▶ Instruction a
Reproduce word for word the part of the passage about Queen Kapiʻolani's canoe, everything from "When Queen Kapiʻolani" down to "to repair. (Smithsonian)".

She noted, “I accompanied Queen Kapiʻolani on her visit to England in 1887, and on our return we stopped for some time in this city. One day I accompanied the queen and her party, consisting of Col. Boyd, Col Iaukea and Gen. Dominis, to the museum.”

“After looking around the different apartments the curator showed us a boat, something like a canoe, with a man at the bow, and asked the queen if our canoes were like that in Hawaii. The queen, said yes, and that she would be pleased to contribute one to the museum on her return to her own country.” (Washington Post; Decatur Daily, August 30, 1897)

When Queen Kapiʻolani sent this fishing canoe to the Smithsonian, it was already quite old. A hole at the bottom of the canoe suggests that it had hit a reef and would have been difficult to repair. (Smithsonian)

Outrigger canoes of this kind were formerly quite extensively used for fishing and other purposes by the natives in Hawaiʻi, in the Sandwich Islands, but in recent years they have been superseded by boats more conventional in their construction and better adapted to the needs of the fisherman.  (Smithsonian)

▶ Instruction b
Give only the number of lines in the listing below that contain the string "done", counting matches only when the case is the same.

▶ Data rows
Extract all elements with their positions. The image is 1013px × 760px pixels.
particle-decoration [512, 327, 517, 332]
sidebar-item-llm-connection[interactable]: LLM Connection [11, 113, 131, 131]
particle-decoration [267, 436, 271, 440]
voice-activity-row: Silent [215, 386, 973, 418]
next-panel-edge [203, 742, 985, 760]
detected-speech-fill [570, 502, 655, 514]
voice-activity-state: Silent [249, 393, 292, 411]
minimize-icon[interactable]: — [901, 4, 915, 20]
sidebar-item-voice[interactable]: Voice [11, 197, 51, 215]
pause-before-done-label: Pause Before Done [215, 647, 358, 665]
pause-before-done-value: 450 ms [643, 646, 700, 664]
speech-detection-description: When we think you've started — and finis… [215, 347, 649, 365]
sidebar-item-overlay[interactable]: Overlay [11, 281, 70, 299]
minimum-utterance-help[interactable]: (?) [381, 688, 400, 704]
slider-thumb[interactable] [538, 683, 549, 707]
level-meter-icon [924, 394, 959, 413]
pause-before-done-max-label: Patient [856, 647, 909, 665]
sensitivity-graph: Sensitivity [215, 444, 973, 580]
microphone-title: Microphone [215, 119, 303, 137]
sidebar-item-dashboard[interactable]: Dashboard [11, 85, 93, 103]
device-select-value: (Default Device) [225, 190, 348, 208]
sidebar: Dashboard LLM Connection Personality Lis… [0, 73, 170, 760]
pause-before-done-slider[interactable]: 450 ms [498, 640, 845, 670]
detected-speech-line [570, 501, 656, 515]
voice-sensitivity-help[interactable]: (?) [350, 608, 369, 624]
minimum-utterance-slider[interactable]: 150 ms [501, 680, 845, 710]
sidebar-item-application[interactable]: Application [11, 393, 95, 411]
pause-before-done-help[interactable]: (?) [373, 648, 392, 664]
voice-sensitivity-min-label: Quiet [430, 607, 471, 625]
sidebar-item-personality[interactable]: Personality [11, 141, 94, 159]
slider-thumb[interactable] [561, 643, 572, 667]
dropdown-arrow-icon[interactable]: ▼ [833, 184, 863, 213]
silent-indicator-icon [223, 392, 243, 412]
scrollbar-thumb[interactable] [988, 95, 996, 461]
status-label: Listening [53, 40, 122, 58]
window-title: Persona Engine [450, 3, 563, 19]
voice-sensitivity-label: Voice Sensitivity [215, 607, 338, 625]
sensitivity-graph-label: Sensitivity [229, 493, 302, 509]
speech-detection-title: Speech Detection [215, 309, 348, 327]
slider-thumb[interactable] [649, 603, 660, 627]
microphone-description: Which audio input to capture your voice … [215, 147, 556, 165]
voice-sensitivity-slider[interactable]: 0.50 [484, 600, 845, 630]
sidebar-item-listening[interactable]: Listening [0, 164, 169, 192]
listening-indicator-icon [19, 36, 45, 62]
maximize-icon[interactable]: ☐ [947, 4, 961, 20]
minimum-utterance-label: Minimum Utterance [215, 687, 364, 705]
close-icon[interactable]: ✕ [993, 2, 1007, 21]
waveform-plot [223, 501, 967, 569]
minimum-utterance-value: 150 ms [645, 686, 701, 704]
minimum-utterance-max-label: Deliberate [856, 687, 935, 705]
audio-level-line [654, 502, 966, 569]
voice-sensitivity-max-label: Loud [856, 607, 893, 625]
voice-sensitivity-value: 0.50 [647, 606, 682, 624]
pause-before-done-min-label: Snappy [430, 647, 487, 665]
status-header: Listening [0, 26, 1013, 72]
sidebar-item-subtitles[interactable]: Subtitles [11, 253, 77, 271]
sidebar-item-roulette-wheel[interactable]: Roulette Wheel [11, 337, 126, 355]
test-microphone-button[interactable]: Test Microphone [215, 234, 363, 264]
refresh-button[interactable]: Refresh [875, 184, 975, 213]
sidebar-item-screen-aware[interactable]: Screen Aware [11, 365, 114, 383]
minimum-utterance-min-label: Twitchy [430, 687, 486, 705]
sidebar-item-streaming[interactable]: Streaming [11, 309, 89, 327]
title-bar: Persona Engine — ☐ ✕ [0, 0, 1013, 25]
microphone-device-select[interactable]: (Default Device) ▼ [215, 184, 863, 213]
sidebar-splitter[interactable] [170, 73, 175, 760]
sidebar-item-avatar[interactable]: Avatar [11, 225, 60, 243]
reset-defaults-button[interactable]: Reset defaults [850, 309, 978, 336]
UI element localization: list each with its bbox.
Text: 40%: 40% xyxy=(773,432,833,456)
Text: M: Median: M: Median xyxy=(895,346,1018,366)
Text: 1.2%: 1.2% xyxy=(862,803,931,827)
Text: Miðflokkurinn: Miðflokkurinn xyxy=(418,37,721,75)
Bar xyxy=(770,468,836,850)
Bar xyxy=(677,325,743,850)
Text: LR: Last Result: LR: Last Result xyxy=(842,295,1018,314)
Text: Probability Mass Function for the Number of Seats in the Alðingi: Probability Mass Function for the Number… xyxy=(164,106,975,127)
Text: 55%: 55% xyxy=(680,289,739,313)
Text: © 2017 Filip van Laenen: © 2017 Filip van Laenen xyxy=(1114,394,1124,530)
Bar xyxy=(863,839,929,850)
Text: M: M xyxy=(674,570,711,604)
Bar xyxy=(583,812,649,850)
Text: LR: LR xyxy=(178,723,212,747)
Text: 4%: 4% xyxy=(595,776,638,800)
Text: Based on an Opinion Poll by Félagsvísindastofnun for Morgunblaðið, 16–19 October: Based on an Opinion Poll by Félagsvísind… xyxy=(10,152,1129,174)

▶ Correct output a
When Queen Kapiʻolani sent this fishing canoe to the Smithsonian, it was already quite old. A hole at the bottom of the canoe suggests that it had hit a reef and would have been difficult to repair. (Smithsonian)

▶ Correct output b
6